* [Instructions to follow] Extract all of the entries and give them again, word for word.

[Dataset items]

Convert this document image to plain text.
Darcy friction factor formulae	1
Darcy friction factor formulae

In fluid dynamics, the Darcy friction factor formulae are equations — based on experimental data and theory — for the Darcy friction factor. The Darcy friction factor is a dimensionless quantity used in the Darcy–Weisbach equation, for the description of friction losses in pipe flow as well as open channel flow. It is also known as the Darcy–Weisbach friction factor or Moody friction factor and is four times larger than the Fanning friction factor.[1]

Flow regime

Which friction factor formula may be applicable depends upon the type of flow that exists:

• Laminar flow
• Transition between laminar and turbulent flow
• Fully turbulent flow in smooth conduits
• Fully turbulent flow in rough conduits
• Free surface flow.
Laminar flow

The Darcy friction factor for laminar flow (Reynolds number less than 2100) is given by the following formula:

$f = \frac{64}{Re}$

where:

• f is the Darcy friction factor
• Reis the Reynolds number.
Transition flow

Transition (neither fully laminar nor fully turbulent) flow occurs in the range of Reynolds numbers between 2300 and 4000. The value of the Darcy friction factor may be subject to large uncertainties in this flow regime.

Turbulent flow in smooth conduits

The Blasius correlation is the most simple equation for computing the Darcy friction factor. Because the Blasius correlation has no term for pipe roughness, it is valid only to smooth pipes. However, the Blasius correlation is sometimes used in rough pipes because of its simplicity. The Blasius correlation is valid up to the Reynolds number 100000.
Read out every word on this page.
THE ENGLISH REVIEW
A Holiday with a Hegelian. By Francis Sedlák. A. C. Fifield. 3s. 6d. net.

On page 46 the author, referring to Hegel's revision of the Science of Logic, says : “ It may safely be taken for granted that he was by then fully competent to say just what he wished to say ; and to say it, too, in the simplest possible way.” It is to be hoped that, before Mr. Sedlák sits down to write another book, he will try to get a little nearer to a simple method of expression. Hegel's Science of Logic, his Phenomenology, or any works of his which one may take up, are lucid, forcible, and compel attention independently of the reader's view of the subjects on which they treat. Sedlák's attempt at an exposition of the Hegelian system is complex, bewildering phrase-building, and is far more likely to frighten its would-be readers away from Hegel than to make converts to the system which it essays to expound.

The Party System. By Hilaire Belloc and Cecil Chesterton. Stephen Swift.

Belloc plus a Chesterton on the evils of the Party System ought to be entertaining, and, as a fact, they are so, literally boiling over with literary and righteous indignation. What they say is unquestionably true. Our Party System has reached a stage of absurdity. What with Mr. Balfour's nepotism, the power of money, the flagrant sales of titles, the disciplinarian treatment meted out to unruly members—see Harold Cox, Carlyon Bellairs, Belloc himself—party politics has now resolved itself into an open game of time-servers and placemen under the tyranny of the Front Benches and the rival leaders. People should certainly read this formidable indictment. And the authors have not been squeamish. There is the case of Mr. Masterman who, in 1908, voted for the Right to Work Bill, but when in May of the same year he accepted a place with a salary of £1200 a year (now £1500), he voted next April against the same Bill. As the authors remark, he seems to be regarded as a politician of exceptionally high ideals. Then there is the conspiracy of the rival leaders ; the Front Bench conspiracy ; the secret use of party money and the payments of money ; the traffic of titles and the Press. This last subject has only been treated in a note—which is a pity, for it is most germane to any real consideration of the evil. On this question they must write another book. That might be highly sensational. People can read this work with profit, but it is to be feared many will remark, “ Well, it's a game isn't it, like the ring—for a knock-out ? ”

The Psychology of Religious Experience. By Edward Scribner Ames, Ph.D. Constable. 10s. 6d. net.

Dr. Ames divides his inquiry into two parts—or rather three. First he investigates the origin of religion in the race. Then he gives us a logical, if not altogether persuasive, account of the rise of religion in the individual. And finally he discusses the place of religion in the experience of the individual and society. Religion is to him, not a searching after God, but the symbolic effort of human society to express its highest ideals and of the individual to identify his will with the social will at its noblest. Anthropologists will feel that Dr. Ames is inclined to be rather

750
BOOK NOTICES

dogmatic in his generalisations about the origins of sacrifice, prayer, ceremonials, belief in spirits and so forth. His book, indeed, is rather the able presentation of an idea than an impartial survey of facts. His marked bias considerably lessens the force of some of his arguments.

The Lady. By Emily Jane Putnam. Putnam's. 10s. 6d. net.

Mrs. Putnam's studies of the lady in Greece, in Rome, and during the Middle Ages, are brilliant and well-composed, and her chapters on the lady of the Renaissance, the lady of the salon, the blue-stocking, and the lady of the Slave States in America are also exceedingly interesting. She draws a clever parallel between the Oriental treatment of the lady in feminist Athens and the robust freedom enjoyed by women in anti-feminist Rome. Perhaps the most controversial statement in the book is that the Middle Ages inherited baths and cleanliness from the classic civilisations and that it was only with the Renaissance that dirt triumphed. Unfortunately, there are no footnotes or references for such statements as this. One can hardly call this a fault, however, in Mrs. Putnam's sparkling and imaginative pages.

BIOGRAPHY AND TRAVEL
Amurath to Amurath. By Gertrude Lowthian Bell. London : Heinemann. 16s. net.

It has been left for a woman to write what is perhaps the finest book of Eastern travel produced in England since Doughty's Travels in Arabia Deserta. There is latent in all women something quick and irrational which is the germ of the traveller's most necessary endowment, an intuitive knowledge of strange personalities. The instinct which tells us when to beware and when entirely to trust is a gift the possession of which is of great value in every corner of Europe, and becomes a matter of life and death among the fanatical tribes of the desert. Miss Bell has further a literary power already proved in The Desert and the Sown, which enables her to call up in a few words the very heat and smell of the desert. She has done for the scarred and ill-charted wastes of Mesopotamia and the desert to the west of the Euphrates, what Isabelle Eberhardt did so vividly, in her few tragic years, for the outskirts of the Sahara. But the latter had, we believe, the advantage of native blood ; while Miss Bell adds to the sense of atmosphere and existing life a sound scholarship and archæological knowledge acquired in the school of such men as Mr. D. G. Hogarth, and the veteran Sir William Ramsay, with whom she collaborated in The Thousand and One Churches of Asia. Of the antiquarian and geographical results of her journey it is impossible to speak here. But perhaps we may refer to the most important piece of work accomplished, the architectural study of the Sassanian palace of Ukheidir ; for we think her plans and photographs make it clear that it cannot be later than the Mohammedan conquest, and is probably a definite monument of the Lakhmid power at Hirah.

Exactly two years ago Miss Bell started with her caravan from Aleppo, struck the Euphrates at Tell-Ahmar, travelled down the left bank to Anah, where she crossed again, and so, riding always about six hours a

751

* [Full solution]
Convert this document image to plain text.
Darcy friction factor formulae	1
Darcy friction factor formulae

In fluid dynamics, the Darcy friction factor formulae are equations — based on experimental data and theory — for the Darcy friction factor. The Darcy friction factor is a dimensionless quantity used in the Darcy–Weisbach equation, for the description of friction losses in pipe flow as well as open channel flow. It is also known as the Darcy–Weisbach friction factor or Moody friction factor and is four times larger than the Fanning friction factor.[1]

Flow regime

Which friction factor formula may be applicable depends upon the type of flow that exists:

• Laminar flow
• Transition between laminar and turbulent flow
• Fully turbulent flow in smooth conduits
• Fully turbulent flow in rough conduits
• Free surface flow.
Laminar flow

The Darcy friction factor for laminar flow (Reynolds number less than 2100) is given by the following formula:

$f = \frac{64}{Re}$

where:

• f is the Darcy friction factor
• Reis the Reynolds number.
Transition flow

Transition (neither fully laminar nor fully turbulent) flow occurs in the range of Reynolds numbers between 2300 and 4000. The value of the Darcy friction factor may be subject to large uncertainties in this flow regime.

Turbulent flow in smooth conduits

The Blasius correlation is the most simple equation for computing the Darcy friction factor. Because the Blasius correlation has no term for pipe roughness, it is valid only to smooth pipes. However, the Blasius correlation is sometimes used in rough pipes because of its simplicity. The Blasius correlation is valid up to the Reynolds number 100000.
Read out every word on this page.
THE ENGLISH REVIEW
A Holiday with a Hegelian. By Francis Sedlák. A. C. Fifield. 3s. 6d. net.

On page 46 the author, referring to Hegel's revision of the Science of Logic, says : “ It may safely be taken for granted that he was by then fully competent to say just what he wished to say ; and to say it, too, in the simplest possible way.” It is to be hoped that, before Mr. Sedlák sits down to write another book, he will try to get a little nearer to a simple method of expression. Hegel's Science of Logic, his Phenomenology, or any works of his which one may take up, are lucid, forcible, and compel attention independently of the reader's view of the subjects on which they treat. Sedlák's attempt at an exposition of the Hegelian system is complex, bewildering phrase-building, and is far more likely to frighten its would-be readers away from Hegel than to make converts to the system which it essays to expound.

The Party System. By Hilaire Belloc and Cecil Chesterton. Stephen Swift.

Belloc plus a Chesterton on the evils of the Party System ought to be entertaining, and, as a fact, they are so, literally boiling over with literary and righteous indignation. What they say is unquestionably true. Our Party System has reached a stage of absurdity. What with Mr. Balfour's nepotism, the power of money, the flagrant sales of titles, the disciplinarian treatment meted out to unruly members—see Harold Cox, Carlyon Bellairs, Belloc himself—party politics has now resolved itself into an open game of time-servers and placemen under the tyranny of the Front Benches and the rival leaders. People should certainly read this formidable indictment. And the authors have not been squeamish. There is the case of Mr. Masterman who, in 1908, voted for the Right to Work Bill, but when in May of the same year he accepted a place with a salary of £1200 a year (now £1500), he voted next April against the same Bill. As the authors remark, he seems to be regarded as a politician of exceptionally high ideals. Then there is the conspiracy of the rival leaders ; the Front Bench conspiracy ; the secret use of party money and the payments of money ; the traffic of titles and the Press. This last subject has only been treated in a note—which is a pity, for it is most germane to any real consideration of the evil. On this question they must write another book. That might be highly sensational. People can read this work with profit, but it is to be feared many will remark, “ Well, it's a game isn't it, like the ring—for a knock-out ? ”

The Psychology of Religious Experience. By Edward Scribner Ames, Ph.D. Constable. 10s. 6d. net.

Dr. Ames divides his inquiry into two parts—or rather three. First he investigates the origin of religion in the race. Then he gives us a logical, if not altogether persuasive, account of the rise of religion in the individual. And finally he discusses the place of religion in the experience of the individual and society. Religion is to him, not a searching after God, but the symbolic effort of human society to express its highest ideals and of the individual to identify his will with the social will at its noblest. Anthropologists will feel that Dr. Ames is inclined to be rather

750
BOOK NOTICES

dogmatic in his generalisations about the origins of sacrifice, prayer, ceremonials, belief in spirits and so forth. His book, indeed, is rather the able presentation of an idea than an impartial survey of facts. His marked bias considerably lessens the force of some of his arguments.

The Lady. By Emily Jane Putnam. Putnam's. 10s. 6d. net.

Mrs. Putnam's studies of the lady in Greece, in Rome, and during the Middle Ages, are brilliant and well-composed, and her chapters on the lady of the Renaissance, the lady of the salon, the blue-stocking, and the lady of the Slave States in America are also exceedingly interesting. She draws a clever parallel between the Oriental treatment of the lady in feminist Athens and the robust freedom enjoyed by women in anti-feminist Rome. Perhaps the most controversial statement in the book is that the Middle Ages inherited baths and cleanliness from the classic civilisations and that it was only with the Renaissance that dirt triumphed. Unfortunately, there are no footnotes or references for such statements as this. One can hardly call this a fault, however, in Mrs. Putnam's sparkling and imaginative pages.

BIOGRAPHY AND TRAVEL
Amurath to Amurath. By Gertrude Lowthian Bell. London : Heinemann. 16s. net.

It has been left for a woman to write what is perhaps the finest book of Eastern travel produced in England since Doughty's Travels in Arabia Deserta. There is latent in all women something quick and irrational which is the germ of the traveller's most necessary endowment, an intuitive knowledge of strange personalities. The instinct which tells us when to beware and when entirely to trust is a gift the possession of which is of great value in every corner of Europe, and becomes a matter of life and death among the fanatical tribes of the desert. Miss Bell has further a literary power already proved in The Desert and the Sown, which enables her to call up in a few words the very heat and smell of the desert. She has done for the scarred and ill-charted wastes of Mesopotamia and the desert to the west of the Euphrates, what Isabelle Eberhardt did so vividly, in her few tragic years, for the outskirts of the Sahara. But the latter had, we believe, the advantage of native blood ; while Miss Bell adds to the sense of atmosphere and existing life a sound scholarship and archæological knowledge acquired in the school of such men as Mr. D. G. Hogarth, and the veteran Sir William Ramsay, with whom she collaborated in The Thousand and One Churches of Asia. Of the antiquarian and geographical results of her journey it is impossible to speak here. But perhaps we may refer to the most important piece of work accomplished, the architectural study of the Sassanian palace of Ukheidir ; for we think her plans and photographs make it clear that it cannot be later than the Mohammedan conquest, and is probably a definite monument of the Lakhmid power at Hirah.

Exactly two years ago Miss Bell started with her caravan from Aleppo, struck the Euphrates at Tell-Ahmar, travelled down the left bank to Anah, where she crossed again, and so, riding always about six hours a

751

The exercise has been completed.